TO BE DONE: Determine the number of lines holding the word "impact"; answer with that number only.

## Begin ENTRIES PROVIDED

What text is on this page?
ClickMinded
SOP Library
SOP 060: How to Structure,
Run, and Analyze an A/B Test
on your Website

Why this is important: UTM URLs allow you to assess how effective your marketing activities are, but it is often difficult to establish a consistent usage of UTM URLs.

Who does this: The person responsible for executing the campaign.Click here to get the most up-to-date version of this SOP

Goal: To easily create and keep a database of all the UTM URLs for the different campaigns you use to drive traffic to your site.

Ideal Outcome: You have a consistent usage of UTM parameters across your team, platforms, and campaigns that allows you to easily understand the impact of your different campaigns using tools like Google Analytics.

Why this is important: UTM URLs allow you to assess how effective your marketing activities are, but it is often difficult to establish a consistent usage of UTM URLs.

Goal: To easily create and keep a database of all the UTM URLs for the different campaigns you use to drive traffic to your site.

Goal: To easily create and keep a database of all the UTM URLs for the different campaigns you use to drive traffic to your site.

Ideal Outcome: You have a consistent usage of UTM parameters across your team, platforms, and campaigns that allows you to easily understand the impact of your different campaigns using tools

## End ENTRIES PROVIDED

SOLUTION TO THE EXERCISE: 2